▸ **Your objective**
Go through the entries below line by line and tally those holding "word"; write only the tally.

:: Supplied data

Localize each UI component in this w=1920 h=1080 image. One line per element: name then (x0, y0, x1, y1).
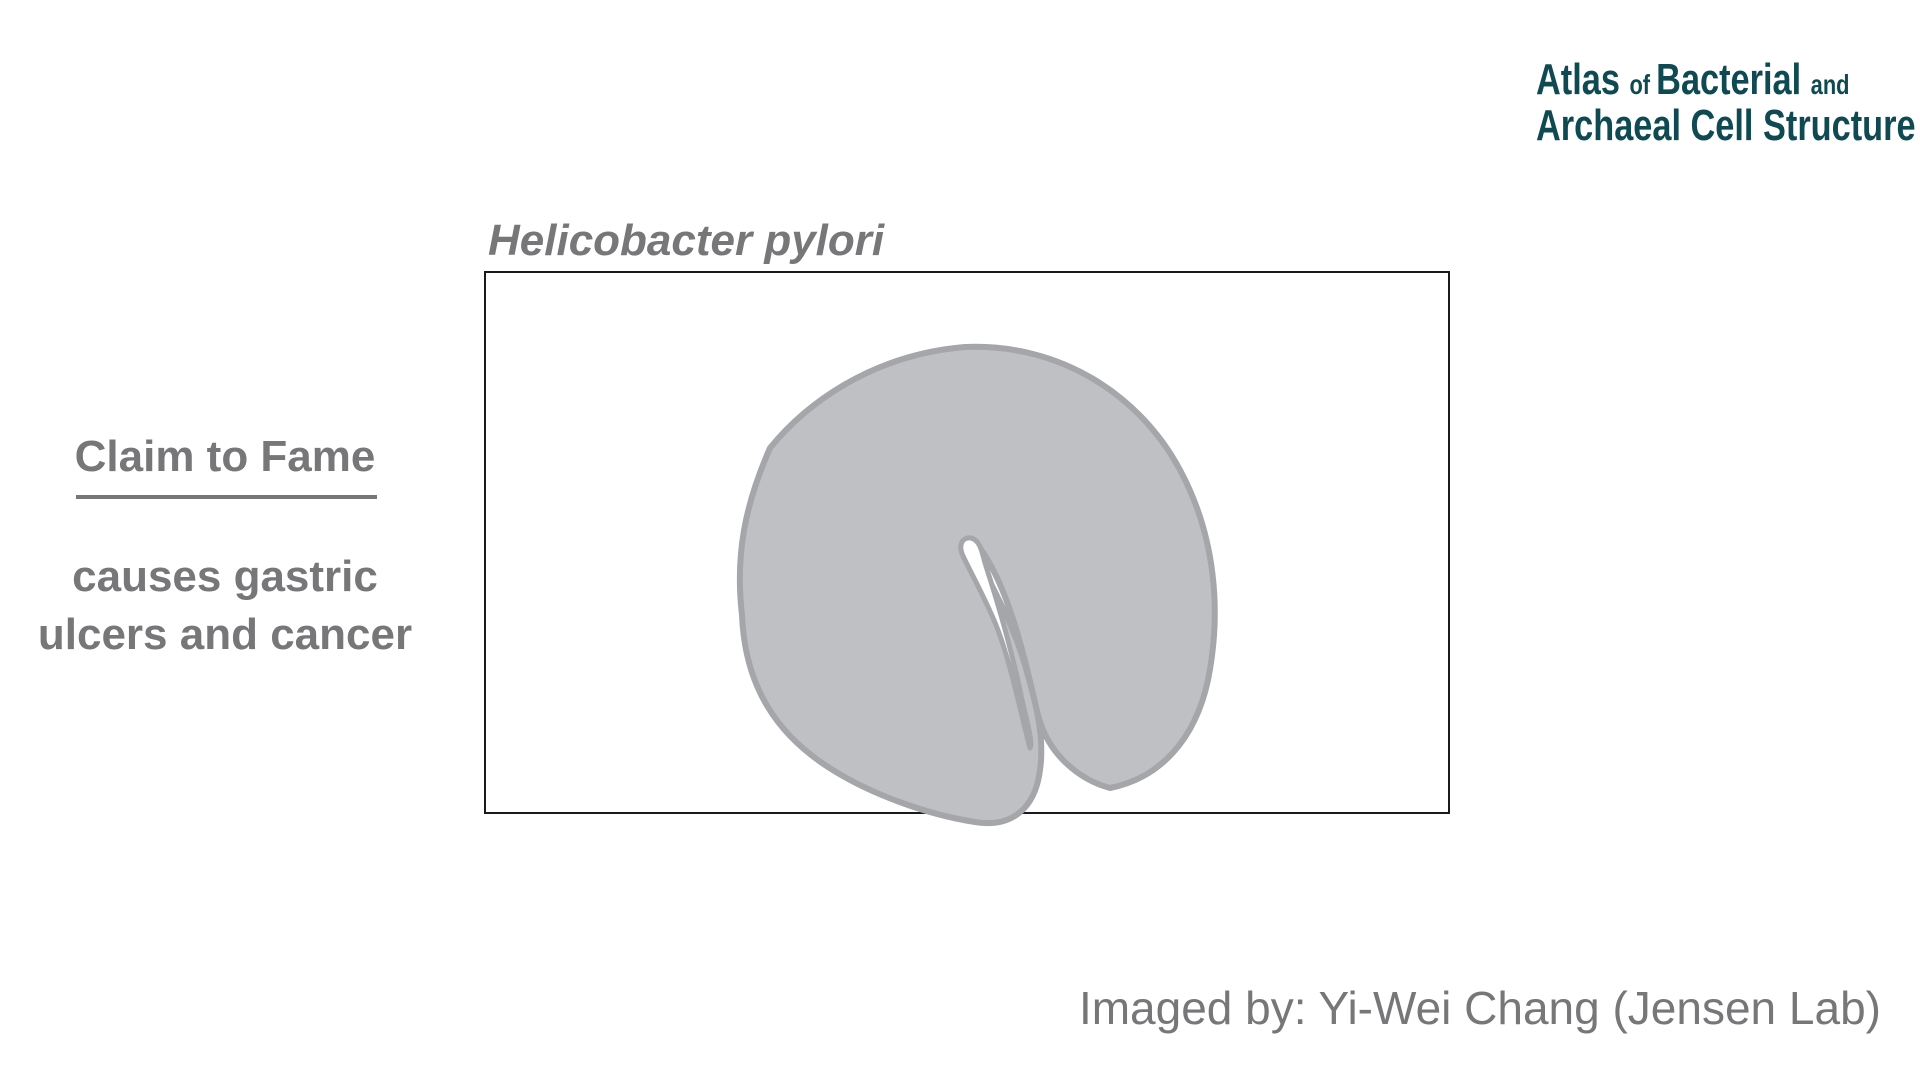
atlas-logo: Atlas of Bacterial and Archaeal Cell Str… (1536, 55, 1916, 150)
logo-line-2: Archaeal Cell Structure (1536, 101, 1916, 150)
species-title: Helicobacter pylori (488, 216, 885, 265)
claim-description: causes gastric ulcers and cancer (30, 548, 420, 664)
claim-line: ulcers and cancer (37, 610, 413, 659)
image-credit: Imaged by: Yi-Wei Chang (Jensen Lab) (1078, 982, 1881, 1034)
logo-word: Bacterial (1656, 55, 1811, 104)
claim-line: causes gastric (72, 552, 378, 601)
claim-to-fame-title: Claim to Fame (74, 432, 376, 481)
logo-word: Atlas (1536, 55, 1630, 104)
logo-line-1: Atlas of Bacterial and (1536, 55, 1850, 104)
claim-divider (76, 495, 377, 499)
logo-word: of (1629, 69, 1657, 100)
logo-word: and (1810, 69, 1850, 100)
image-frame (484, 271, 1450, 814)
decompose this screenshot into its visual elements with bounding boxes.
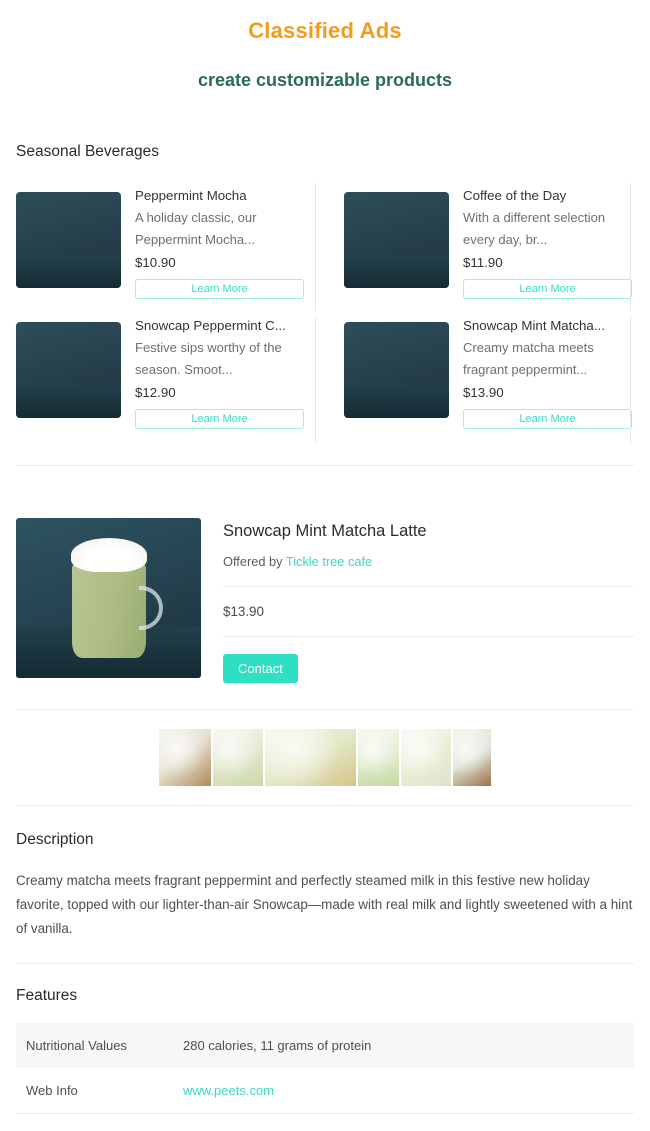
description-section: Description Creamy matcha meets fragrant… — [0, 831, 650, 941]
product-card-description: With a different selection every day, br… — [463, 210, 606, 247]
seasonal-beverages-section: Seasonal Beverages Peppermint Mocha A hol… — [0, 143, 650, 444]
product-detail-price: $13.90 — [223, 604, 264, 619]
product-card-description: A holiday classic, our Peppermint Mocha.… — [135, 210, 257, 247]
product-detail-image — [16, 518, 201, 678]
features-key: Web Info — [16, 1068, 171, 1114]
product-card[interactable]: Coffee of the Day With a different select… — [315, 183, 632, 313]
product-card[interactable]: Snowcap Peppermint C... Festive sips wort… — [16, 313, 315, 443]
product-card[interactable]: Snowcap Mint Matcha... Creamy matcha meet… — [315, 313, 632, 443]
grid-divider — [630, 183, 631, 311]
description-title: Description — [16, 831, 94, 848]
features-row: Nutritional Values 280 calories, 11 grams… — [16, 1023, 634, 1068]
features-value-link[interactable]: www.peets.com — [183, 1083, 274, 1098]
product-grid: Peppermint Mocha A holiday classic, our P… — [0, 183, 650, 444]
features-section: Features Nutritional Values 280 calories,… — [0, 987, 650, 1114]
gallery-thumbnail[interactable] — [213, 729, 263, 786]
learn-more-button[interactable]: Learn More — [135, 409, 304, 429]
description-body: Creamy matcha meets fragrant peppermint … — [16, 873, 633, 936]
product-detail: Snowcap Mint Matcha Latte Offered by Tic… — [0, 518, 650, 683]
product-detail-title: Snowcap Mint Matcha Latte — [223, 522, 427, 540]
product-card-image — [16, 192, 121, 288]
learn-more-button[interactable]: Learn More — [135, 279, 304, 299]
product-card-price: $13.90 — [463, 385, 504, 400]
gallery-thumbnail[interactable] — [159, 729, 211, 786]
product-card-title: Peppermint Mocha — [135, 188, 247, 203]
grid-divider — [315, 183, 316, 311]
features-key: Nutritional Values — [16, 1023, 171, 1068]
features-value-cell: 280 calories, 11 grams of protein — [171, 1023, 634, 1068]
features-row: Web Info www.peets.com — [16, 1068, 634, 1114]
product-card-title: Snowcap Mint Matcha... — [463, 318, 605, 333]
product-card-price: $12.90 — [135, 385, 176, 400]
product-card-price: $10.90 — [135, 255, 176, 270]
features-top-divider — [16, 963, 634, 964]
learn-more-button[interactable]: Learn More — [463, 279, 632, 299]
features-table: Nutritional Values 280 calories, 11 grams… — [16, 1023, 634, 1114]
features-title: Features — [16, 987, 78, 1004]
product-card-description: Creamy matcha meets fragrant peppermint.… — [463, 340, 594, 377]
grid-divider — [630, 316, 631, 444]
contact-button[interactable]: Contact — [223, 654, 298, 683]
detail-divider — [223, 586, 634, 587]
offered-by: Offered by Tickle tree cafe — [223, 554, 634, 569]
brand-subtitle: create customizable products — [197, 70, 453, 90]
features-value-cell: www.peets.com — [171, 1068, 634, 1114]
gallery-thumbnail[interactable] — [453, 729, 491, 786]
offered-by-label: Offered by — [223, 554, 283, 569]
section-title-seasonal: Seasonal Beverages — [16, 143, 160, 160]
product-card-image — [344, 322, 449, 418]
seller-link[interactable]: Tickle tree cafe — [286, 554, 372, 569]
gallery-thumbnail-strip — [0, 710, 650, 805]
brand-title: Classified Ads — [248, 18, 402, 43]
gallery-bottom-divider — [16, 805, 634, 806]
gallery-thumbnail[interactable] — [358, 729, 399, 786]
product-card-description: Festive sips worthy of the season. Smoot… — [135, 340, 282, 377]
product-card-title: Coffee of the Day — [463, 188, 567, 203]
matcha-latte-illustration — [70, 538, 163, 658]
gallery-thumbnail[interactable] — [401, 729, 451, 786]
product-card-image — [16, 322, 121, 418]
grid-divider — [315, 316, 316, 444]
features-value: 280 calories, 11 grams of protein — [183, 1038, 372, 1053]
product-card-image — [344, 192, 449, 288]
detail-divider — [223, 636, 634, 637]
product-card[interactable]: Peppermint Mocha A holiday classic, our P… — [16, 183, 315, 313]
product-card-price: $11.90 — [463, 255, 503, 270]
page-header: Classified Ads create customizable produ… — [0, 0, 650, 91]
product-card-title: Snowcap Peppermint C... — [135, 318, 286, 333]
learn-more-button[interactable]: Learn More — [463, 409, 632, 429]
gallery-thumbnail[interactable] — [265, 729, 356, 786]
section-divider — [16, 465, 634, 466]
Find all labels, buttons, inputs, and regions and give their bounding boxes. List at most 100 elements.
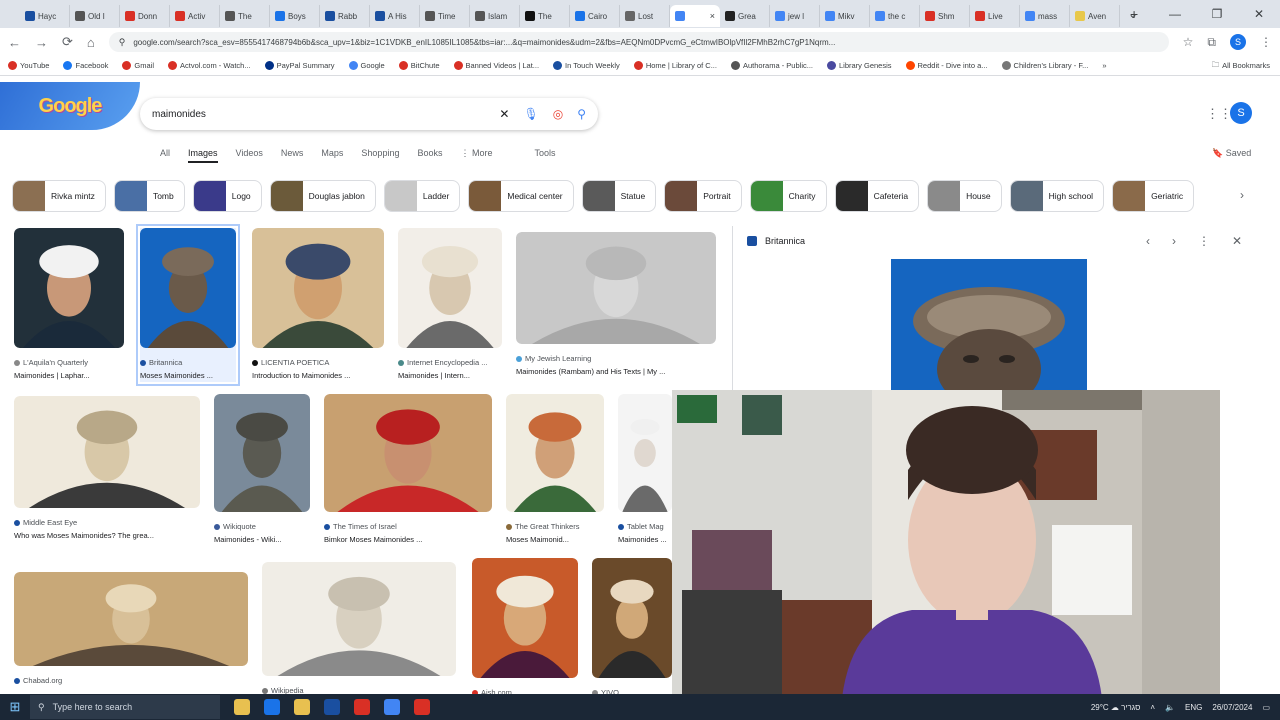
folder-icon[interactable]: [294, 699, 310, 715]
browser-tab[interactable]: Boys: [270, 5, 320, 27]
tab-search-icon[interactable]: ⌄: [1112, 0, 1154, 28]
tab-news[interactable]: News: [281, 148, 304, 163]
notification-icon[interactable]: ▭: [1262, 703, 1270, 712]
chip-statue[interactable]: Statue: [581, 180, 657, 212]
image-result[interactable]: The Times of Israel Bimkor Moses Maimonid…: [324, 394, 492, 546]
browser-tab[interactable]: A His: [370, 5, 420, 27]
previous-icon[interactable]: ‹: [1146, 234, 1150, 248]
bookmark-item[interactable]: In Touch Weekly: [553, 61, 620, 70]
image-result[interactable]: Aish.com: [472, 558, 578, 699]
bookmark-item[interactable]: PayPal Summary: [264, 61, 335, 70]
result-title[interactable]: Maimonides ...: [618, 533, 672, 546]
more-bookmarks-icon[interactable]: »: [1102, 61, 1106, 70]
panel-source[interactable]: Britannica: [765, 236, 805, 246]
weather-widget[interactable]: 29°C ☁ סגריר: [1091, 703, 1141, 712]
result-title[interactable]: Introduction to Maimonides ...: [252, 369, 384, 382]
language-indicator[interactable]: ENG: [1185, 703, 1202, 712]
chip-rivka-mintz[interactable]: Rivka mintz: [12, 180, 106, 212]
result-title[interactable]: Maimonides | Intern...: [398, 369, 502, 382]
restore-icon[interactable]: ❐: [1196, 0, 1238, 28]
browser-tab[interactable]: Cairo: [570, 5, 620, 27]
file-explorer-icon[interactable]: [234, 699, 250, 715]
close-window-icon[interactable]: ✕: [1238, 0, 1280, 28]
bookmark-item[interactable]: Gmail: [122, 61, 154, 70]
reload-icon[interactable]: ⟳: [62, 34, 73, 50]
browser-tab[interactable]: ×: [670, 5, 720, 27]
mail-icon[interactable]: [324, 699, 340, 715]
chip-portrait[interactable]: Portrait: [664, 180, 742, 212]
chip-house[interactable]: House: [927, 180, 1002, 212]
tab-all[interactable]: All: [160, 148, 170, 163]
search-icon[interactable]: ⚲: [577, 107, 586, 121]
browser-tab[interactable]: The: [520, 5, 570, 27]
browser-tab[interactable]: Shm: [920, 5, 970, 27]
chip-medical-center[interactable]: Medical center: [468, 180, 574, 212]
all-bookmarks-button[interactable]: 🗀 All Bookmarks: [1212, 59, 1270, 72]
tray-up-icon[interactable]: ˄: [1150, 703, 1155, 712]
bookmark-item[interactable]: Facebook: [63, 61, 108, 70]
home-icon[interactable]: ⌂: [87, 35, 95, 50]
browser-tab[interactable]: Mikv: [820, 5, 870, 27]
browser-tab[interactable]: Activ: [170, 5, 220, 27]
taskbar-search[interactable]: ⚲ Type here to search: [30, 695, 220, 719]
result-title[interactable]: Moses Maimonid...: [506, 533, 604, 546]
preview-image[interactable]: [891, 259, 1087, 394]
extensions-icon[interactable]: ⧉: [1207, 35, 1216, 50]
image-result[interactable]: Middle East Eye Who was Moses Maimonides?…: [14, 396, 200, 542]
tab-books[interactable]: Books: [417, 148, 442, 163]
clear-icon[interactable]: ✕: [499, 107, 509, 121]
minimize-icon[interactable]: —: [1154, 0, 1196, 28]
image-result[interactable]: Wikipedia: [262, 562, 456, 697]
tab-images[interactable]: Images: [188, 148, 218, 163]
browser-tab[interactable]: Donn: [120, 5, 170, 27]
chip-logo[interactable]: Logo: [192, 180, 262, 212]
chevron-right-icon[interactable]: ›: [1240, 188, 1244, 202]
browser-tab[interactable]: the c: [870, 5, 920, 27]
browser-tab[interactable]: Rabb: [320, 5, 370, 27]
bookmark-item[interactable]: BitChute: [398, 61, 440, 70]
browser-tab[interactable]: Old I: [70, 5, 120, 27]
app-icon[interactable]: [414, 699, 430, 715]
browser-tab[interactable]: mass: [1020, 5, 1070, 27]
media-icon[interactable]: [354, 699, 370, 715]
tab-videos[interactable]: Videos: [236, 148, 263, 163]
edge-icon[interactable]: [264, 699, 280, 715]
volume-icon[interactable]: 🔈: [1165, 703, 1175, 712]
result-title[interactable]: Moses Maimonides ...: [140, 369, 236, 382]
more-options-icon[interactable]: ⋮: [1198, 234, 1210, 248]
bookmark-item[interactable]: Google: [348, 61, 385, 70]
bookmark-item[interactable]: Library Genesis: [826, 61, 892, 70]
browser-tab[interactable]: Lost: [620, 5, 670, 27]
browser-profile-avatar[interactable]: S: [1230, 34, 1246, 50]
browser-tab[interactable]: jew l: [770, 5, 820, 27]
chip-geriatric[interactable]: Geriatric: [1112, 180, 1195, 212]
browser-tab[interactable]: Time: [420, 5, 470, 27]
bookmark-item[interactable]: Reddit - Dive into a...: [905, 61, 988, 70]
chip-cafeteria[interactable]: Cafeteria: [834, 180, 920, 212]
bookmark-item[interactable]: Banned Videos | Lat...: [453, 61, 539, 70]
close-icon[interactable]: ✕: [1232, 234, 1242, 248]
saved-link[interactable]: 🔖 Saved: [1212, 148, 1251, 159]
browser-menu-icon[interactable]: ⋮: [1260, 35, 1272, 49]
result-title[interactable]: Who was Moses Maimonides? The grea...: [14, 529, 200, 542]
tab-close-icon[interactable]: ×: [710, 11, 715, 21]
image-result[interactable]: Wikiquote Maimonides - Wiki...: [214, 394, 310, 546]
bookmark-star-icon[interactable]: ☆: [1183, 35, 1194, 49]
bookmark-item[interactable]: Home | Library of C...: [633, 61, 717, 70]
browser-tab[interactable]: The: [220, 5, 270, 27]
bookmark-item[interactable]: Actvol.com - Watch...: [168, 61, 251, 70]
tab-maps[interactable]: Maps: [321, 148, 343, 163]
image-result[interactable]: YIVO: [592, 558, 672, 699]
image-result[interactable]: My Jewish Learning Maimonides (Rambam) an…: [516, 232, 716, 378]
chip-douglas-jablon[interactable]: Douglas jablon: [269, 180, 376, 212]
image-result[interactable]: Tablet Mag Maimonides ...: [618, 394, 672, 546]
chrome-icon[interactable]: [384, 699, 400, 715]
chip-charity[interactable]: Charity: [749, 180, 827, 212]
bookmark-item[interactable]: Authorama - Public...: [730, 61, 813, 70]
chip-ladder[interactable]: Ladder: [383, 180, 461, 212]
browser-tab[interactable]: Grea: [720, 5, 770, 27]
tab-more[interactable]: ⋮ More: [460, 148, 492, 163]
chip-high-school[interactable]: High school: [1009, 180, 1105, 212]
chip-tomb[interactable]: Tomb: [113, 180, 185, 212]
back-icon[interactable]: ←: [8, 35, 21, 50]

::::

▸ **Output below**
4